Task requirements: Type the records out again in full, exactly.
## START
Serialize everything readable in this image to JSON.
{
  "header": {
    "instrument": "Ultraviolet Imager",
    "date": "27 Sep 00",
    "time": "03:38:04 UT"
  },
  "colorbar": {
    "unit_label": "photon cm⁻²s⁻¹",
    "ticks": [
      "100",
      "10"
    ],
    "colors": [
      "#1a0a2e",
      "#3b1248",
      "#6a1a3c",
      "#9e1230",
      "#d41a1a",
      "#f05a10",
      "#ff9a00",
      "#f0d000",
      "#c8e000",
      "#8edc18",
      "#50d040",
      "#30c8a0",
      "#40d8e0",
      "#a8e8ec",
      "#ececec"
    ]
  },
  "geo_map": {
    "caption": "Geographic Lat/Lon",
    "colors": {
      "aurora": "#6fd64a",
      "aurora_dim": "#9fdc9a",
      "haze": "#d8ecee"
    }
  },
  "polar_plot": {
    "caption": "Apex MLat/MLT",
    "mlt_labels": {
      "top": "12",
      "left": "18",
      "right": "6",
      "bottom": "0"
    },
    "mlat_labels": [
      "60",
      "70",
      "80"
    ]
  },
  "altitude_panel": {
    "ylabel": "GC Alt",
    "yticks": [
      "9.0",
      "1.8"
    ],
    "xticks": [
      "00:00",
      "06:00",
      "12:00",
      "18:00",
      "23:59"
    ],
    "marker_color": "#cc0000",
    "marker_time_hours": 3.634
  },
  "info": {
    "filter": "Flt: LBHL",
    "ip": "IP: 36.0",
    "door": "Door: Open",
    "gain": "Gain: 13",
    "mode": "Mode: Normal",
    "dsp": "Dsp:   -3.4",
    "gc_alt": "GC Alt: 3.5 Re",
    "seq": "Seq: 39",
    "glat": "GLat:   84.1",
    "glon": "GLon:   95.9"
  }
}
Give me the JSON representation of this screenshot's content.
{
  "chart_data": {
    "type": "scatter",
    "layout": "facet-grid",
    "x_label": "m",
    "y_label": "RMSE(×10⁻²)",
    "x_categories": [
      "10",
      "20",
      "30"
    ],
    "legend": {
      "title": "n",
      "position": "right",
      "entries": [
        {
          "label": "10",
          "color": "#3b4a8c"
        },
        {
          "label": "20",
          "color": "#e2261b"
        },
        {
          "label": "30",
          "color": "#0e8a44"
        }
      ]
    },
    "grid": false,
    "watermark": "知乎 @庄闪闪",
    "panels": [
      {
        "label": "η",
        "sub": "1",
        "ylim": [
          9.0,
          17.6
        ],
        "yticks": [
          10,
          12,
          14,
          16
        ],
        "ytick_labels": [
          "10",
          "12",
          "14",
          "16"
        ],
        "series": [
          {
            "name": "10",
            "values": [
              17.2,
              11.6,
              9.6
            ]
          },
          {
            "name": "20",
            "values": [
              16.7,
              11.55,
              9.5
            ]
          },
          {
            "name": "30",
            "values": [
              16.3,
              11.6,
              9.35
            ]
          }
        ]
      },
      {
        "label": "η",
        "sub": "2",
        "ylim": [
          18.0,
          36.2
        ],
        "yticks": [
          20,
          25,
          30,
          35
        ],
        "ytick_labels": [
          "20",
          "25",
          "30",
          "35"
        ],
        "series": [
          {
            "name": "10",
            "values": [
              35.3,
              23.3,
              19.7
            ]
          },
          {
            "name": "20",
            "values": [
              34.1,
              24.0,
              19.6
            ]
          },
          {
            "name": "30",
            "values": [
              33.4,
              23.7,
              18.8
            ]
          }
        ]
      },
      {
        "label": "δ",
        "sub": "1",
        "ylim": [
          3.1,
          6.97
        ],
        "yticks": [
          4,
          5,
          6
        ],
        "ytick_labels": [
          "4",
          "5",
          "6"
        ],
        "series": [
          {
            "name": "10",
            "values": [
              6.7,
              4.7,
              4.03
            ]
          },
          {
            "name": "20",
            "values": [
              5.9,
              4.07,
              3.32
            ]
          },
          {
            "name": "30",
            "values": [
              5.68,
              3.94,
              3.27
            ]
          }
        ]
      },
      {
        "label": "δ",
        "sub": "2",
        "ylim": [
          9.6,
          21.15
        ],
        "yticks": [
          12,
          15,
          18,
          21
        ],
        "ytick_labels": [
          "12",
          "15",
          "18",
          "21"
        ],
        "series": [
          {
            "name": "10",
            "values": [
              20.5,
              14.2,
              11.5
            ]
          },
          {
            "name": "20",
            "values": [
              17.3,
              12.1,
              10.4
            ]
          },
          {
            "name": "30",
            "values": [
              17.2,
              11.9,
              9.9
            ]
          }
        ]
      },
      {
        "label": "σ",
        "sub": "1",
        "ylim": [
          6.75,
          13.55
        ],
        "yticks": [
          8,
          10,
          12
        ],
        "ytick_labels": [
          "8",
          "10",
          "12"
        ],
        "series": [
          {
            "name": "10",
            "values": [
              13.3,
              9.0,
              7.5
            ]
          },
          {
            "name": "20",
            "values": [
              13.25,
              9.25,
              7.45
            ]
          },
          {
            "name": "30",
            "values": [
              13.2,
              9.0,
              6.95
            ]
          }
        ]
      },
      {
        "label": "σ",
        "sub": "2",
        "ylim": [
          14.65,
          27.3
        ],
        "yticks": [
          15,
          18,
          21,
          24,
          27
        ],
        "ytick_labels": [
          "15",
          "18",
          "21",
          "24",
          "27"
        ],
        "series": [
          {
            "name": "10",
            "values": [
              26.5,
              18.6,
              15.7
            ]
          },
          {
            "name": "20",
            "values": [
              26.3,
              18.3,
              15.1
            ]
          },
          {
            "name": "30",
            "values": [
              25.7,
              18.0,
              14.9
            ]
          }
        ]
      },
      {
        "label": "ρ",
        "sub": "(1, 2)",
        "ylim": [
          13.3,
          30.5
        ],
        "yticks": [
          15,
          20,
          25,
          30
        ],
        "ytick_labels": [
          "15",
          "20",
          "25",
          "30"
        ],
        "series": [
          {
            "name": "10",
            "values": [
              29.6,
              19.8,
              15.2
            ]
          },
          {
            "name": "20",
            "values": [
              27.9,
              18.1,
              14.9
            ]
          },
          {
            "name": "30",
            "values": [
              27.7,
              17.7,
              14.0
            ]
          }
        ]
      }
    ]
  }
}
## END
Worked solution:
Serialize everything readable in this image to JSON.
{
  "header": {
    "instrument": "Ultraviolet Imager",
    "date": "27 Sep 00",
    "time": "03:38:04 UT"
  },
  "colorbar": {
    "unit_label": "photon cm⁻²s⁻¹",
    "ticks": [
      "100",
      "10"
    ],
    "colors": [
      "#1a0a2e",
      "#3b1248",
      "#6a1a3c",
      "#9e1230",
      "#d41a1a",
      "#f05a10",
      "#ff9a00",
      "#f0d000",
      "#c8e000",
      "#8edc18",
      "#50d040",
      "#30c8a0",
      "#40d8e0",
      "#a8e8ec",
      "#ececec"
    ]
  },
  "geo_map": {
    "caption": "Geographic Lat/Lon",
    "colors": {
      "aurora": "#6fd64a",
      "aurora_dim": "#9fdc9a",
      "haze": "#d8ecee"
    }
  },
  "polar_plot": {
    "caption": "Apex MLat/MLT",
    "mlt_labels": {
      "top": "12",
      "left": "18",
      "right": "6",
      "bottom": "0"
    },
    "mlat_labels": [
      "60",
      "70",
      "80"
    ]
  },
  "altitude_panel": {
    "ylabel": "GC Alt",
    "yticks": [
      "9.0",
      "1.8"
    ],
    "xticks": [
      "00:00",
      "06:00",
      "12:00",
      "18:00",
      "23:59"
    ],
    "marker_color": "#cc0000",
    "marker_time_hours": 3.634
  },
  "info": {
    "filter": "Flt: LBHL",
    "ip": "IP: 36.0",
    "door": "Door: Open",
    "gain": "Gain: 13",
    "mode": "Mode: Normal",
    "dsp": "Dsp:   -3.4",
    "gc_alt": "GC Alt: 3.5 Re",
    "seq": "Seq: 39",
    "glat": "GLat:   84.1",
    "glon": "GLon:   95.9"
  }
}
Give me the JSON representation of this screenshot's content.
{
  "chart_data": {
    "type": "scatter",
    "layout": "facet-grid",
    "x_label": "m",
    "y_label": "RMSE(×10⁻²)",
    "x_categories": [
      "10",
      "20",
      "30"
    ],
    "legend": {
      "title": "n",
      "position": "right",
      "entries": [
        {
          "label": "10",
          "color": "#3b4a8c"
        },
        {
          "label": "20",
          "color": "#e2261b"
        },
        {
          "label": "30",
          "color": "#0e8a44"
        }
      ]
    },
    "grid": false,
    "watermark": "知乎 @庄闪闪",
    "panels": [
      {
        "label": "η",
        "sub": "1",
        "ylim": [
          9.0,
          17.6
        ],
        "yticks": [
          10,
          12,
          14,
          16
        ],
        "ytick_labels": [
          "10",
          "12",
          "14",
          "16"
        ],
        "series": [
          {
            "name": "10",
            "values": [
              17.2,
              11.6,
              9.6
            ]
          },
          {
            "name": "20",
            "values": [
              16.7,
              11.55,
              9.5
            ]
          },
          {
            "name": "30",
            "values": [
              16.3,
              11.6,
              9.35
            ]
          }
        ]
      },
      {
        "label": "η",
        "sub": "2",
        "ylim": [
          18.0,
          36.2
        ],
        "yticks": [
          20,
          25,
          30,
          35
        ],
        "ytick_labels": [
          "20",
          "25",
          "30",
          "35"
        ],
        "series": [
          {
            "name": "10",
            "values": [
              35.3,
              23.3,
              19.7
            ]
          },
          {
            "name": "20",
            "values": [
              34.1,
              24.0,
              19.6
            ]
          },
          {
            "name": "30",
            "values": [
              33.4,
              23.7,
              18.8
            ]
          }
        ]
      },
      {
        "label": "δ",
        "sub": "1",
        "ylim": [
          3.1,
          6.97
        ],
        "yticks": [
          4,
          5,
          6
        ],
        "ytick_labels": [
          "4",
          "5",
          "6"
        ],
        "series": [
          {
            "name": "10",
            "values": [
              6.7,
              4.7,
              4.03
            ]
          },
          {
            "name": "20",
            "values": [
              5.9,
              4.07,
              3.32
            ]
          },
          {
            "name": "30",
            "values": [
              5.68,
              3.94,
              3.27
            ]
          }
        ]
      },
      {
        "label": "δ",
        "sub": "2",
        "ylim": [
          9.6,
          21.15
        ],
        "yticks": [
          12,
          15,
          18,
          21
        ],
        "ytick_labels": [
          "12",
          "15",
          "18",
          "21"
        ],
        "series": [
          {
            "name": "10",
            "values": [
              20.5,
              14.2,
              11.5
            ]
          },
          {
            "name": "20",
            "values": [
              17.3,
              12.1,
              10.4
            ]
          },
          {
            "name": "30",
            "values": [
              17.2,
              11.9,
              9.9
            ]
          }
        ]
      },
      {
        "label": "σ",
        "sub": "1",
        "ylim": [
          6.75,
          13.55
        ],
        "yticks": [
          8,
          10,
          12
        ],
        "ytick_labels": [
          "8",
          "10",
          "12"
        ],
        "series": [
          {
            "name": "10",
            "values": [
              13.3,
              9.0,
              7.5
            ]
          },
          {
            "name": "20",
            "values": [
              13.25,
              9.25,
              7.45
            ]
          },
          {
            "name": "30",
            "values": [
              13.2,
              9.0,
              6.95
            ]
          }
        ]
      },
      {
        "label": "σ",
        "sub": "2",
        "ylim": [
          14.65,
          27.3
        ],
        "yticks": [
          15,
          18,
          21,
          24,
          27
        ],
        "ytick_labels": [
          "15",
          "18",
          "21",
          "24",
          "27"
        ],
        "series": [
          {
            "name": "10",
            "values": [
              26.5,
              18.6,
              15.7
            ]
          },
          {
            "name": "20",
            "values": [
              26.3,
              18.3,
              15.1
            ]
          },
          {
            "name": "30",
            "values": [
              25.7,
              18.0,
              14.9
            ]
          }
        ]
      },
      {
        "label": "ρ",
        "sub": "(1, 2)",
        "ylim": [
          13.3,
          30.5
        ],
        "yticks": [
          15,
          20,
          25,
          30
        ],
        "ytick_labels": [
          "15",
          "20",
          "25",
          "30"
        ],
        "series": [
          {
            "name": "10",
            "values": [
              29.6,
              19.8,
              15.2
            ]
          },
          {
            "name": "20",
            "values": [
              27.9,
              18.1,
              14.9
            ]
          },
          {
            "name": "30",
            "values": [
              27.7,
              17.7,
              14.0
            ]
          }
        ]
      }
    ]
  }
}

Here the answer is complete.